◆ Set exercise:
Gather, from the data below, each line in which the word "Intersection" occurs.

◆ Source records:
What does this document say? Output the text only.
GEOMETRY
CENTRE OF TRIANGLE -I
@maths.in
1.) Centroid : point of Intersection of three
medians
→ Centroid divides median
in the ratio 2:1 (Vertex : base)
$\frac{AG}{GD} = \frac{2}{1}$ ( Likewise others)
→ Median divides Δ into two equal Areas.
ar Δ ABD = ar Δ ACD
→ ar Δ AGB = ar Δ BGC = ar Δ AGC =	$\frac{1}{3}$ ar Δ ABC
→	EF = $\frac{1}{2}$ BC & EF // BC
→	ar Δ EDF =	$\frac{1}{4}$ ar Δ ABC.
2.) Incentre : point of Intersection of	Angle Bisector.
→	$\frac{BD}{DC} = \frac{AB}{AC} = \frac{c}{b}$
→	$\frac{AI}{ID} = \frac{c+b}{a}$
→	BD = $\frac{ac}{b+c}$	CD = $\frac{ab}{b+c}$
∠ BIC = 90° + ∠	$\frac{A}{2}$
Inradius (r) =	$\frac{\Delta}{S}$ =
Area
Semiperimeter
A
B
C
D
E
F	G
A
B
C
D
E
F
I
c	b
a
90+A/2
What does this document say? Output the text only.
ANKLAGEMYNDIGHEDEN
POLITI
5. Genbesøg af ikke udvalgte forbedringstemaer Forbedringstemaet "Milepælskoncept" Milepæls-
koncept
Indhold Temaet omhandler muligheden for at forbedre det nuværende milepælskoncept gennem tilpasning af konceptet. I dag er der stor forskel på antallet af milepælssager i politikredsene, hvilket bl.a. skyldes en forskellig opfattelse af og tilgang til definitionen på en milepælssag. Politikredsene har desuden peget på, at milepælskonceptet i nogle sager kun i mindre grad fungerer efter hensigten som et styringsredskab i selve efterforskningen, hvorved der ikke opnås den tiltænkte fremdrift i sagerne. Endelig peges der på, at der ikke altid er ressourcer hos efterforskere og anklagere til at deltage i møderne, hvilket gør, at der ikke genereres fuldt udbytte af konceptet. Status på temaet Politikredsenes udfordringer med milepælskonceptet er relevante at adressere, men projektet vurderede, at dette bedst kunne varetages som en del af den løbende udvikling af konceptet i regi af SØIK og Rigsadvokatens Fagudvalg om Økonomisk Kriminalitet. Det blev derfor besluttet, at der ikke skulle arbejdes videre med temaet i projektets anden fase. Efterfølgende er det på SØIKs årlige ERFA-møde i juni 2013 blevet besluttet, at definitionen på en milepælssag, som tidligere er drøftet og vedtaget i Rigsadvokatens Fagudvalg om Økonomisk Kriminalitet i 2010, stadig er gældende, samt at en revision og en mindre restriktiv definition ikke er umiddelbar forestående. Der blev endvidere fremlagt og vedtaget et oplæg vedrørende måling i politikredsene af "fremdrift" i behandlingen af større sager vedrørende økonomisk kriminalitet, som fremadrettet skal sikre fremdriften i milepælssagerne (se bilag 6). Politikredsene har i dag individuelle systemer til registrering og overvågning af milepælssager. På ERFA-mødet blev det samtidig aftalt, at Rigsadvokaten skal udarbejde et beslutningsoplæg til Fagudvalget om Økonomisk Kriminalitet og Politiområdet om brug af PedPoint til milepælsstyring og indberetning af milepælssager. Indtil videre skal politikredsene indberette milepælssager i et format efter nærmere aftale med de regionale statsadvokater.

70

◆ Response:
1.) Centroid : point of Intersection of three
2.) Incentre : point of Intersection of	Angle Bisector.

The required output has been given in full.